[BEGIN]

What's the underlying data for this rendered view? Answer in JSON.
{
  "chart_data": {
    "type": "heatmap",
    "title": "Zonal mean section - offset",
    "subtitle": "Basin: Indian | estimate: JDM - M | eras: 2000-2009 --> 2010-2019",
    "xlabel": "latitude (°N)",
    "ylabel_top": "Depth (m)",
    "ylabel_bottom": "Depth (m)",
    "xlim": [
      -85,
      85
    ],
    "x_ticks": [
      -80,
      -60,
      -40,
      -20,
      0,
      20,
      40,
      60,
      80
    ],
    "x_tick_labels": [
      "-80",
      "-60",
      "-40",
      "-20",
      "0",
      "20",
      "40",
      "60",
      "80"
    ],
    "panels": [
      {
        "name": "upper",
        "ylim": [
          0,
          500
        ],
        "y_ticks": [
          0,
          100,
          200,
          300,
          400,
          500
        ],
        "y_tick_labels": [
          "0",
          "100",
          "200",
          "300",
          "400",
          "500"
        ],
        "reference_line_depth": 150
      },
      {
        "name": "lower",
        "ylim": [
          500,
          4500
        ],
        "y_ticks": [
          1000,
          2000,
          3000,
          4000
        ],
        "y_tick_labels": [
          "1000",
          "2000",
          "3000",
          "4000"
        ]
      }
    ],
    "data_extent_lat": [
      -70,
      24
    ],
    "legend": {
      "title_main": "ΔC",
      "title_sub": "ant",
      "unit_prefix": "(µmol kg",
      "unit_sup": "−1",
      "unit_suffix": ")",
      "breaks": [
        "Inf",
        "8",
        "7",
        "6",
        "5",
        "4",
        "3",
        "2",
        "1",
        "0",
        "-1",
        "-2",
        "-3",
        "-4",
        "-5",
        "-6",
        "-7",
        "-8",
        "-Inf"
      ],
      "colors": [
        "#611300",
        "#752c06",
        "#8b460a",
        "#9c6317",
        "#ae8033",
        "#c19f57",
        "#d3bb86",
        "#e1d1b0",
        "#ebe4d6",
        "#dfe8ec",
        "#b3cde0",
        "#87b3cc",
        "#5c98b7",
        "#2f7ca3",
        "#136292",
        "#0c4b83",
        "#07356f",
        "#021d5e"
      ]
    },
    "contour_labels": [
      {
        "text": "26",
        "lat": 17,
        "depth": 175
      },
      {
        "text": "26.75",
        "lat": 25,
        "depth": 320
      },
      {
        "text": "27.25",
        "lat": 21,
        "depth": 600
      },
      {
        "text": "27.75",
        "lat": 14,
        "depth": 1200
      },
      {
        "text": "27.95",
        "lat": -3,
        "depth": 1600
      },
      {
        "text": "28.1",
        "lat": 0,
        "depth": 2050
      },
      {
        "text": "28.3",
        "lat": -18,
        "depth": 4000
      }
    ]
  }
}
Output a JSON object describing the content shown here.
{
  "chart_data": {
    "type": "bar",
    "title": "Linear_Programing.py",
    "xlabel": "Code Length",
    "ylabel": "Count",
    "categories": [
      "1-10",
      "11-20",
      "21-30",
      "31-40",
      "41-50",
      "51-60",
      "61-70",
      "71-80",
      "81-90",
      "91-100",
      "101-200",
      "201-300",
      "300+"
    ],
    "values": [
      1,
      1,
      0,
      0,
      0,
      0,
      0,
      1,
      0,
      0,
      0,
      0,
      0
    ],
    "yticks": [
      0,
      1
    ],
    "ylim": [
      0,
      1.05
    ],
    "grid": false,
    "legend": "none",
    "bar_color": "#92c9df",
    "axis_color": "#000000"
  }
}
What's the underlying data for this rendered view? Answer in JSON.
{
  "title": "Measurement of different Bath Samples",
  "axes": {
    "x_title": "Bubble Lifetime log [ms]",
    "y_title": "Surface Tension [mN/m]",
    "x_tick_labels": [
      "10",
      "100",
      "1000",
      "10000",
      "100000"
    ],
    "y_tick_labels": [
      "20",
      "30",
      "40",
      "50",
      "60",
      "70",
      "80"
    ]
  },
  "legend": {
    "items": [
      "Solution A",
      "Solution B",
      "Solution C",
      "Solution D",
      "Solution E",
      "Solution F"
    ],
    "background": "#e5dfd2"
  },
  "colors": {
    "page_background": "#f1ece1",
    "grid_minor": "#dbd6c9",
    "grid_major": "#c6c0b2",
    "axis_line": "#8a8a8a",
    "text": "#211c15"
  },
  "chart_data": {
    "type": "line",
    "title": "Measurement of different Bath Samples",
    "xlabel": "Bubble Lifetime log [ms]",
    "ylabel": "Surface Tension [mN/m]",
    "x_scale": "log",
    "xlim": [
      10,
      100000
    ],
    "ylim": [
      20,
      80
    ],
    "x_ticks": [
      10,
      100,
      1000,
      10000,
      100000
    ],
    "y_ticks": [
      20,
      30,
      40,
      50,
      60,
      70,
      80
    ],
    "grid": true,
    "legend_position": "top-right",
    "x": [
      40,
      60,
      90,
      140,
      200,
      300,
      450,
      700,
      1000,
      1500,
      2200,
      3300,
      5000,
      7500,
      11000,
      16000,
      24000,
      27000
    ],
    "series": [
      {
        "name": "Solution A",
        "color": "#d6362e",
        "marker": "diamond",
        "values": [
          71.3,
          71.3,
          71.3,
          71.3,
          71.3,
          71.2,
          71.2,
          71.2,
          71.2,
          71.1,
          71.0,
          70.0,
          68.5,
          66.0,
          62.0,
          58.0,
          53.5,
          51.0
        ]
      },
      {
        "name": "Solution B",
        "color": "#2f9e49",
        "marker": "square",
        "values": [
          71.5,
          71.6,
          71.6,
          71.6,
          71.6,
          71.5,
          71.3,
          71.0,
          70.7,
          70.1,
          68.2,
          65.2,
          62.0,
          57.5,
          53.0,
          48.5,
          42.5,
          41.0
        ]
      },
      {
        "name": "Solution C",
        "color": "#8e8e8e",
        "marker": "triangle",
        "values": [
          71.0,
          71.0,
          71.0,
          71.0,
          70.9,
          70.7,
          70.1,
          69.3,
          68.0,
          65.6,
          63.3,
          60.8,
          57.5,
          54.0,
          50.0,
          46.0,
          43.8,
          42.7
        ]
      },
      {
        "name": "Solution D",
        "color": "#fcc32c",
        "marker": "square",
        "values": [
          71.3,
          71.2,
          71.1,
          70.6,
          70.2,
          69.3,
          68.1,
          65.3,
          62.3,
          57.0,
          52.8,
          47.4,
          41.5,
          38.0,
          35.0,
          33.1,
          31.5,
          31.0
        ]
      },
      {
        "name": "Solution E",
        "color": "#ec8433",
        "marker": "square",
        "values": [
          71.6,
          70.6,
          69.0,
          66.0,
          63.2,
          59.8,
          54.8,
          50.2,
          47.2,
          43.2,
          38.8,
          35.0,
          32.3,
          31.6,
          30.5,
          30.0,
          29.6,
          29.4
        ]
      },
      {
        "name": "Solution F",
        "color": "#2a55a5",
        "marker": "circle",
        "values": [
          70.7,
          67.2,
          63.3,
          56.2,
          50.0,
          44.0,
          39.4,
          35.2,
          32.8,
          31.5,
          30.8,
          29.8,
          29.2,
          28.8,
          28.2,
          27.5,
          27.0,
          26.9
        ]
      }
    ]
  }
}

[END]

Task goal » Return every line above that contains the word "text".

Answer »
        "text": "26",
        "text": "26.75",
        "text": "27.25",
        "text": "27.75",
        "text": "27.95",
        "text": "28.1",
        "text": "28.3",
    "text": "#211c15"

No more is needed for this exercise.